• [Set task] Once the pictures are set aside, transcribe the remaining data exactly.

• [Record extracts]
---+---

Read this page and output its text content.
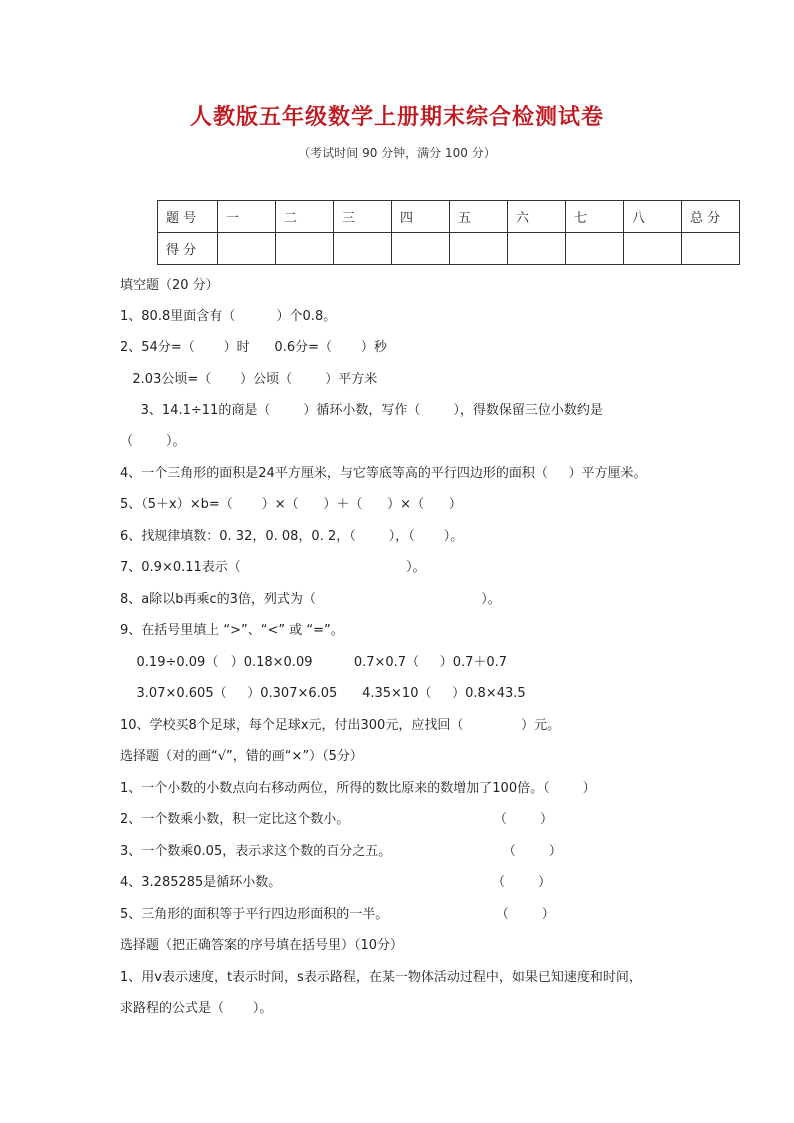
人教版五年级数学上册期末综合检测试卷
（考试时间 90 分钟，满分 100 分）
题 号	一	二	三	四	五	六	七	八	总 分
得 分									
填空题（20 分）
1、80.8里面含有（          ）个0.8。
2、54分=（       ）时      0.6分=（       ）秒
2.03公顷=（       ）公顷（        ）平方米
3、14.1÷11的商是（        ）循环小数，写作（        ），得数保留三位小数约是
（        ）。
4、一个三角形的面积是24平方厘米，与它等底等高的平行四边形的面积（     ）平方厘米。
5、（5＋x）×b=（       ）×（      ）＋（      ）×（      ）
6、找规律填数：0. 32，0. 08，0. 2，（        ），（       ）。
7、0.9×0.11表示（                                        ）。
8、a除以b再乘c的3倍，列式为（                                        ）。
9、在括号里填上 “>”、“<” 或 “=”。
0.19÷0.09（   ）0.18×0.09          0.7×0.7（     ）0.7＋0.7
3.07×0.605（     ）0.307×6.05      4.35×10（     ）0.8×43.5
10、学校买8个足球，每个足球x元，付出300元，应找回（              ）元。
选择题（对的画“√”，错的画“×”）（5分）
1、一个小数的小数点向右移动两位，所得的数比原来的数增加了100倍。（        ）
2、一个数乘小数，积一定比这个数小。                                   （        ）
3、一个数乘0.05，表示求这个数的百分之五。                           （        ）
4、3.285285是循环小数。                                                   （        ）
5、三角形的面积等于平行四边形面积的一半。                          （        ）
选择题（把正确答案的序号填在括号里）（10分）
1、用v表示速度，t表示时间，s表示路程，在某一物体活动过程中，如果已知速度和时间，
求路程的公式是（       ）。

---+---

• [Output for this exercise]
Read this page and output its text content.
人教版五年级数学上册期末综合检测试卷
（考试时间 90 分钟，满分 100 分）
题 号	一	二	三	四	五	六	七	八	总 分
得 分									
填空题（20 分）
1、80.8里面含有（          ）个0.8。
2、54分=（       ）时      0.6分=（       ）秒
2.03公顷=（       ）公顷（        ）平方米
3、14.1÷11的商是（        ）循环小数，写作（        ），得数保留三位小数约是
（        ）。
4、一个三角形的面积是24平方厘米，与它等底等高的平行四边形的面积（     ）平方厘米。
5、（5＋x）×b=（       ）×（      ）＋（      ）×（      ）
6、找规律填数：0. 32，0. 08，0. 2，（        ），（       ）。
7、0.9×0.11表示（                                        ）。
8、a除以b再乘c的3倍，列式为（                                        ）。
9、在括号里填上 “>”、“<” 或 “=”。
0.19÷0.09（   ）0.18×0.09          0.7×0.7（     ）0.7＋0.7
3.07×0.605（     ）0.307×6.05      4.35×10（     ）0.8×43.5
10、学校买8个足球，每个足球x元，付出300元，应找回（              ）元。
选择题（对的画“√”，错的画“×”）（5分）
1、一个小数的小数点向右移动两位，所得的数比原来的数增加了100倍。（        ）
2、一个数乘小数，积一定比这个数小。                                   （        ）
3、一个数乘0.05，表示求这个数的百分之五。                           （        ）
4、3.285285是循环小数。                                                   （        ）
5、三角形的面积等于平行四边形面积的一半。                          （        ）
选择题（把正确答案的序号填在括号里）（10分）
1、用v表示速度，t表示时间，s表示路程，在某一物体活动过程中，如果已知速度和时间，
求路程的公式是（       ）。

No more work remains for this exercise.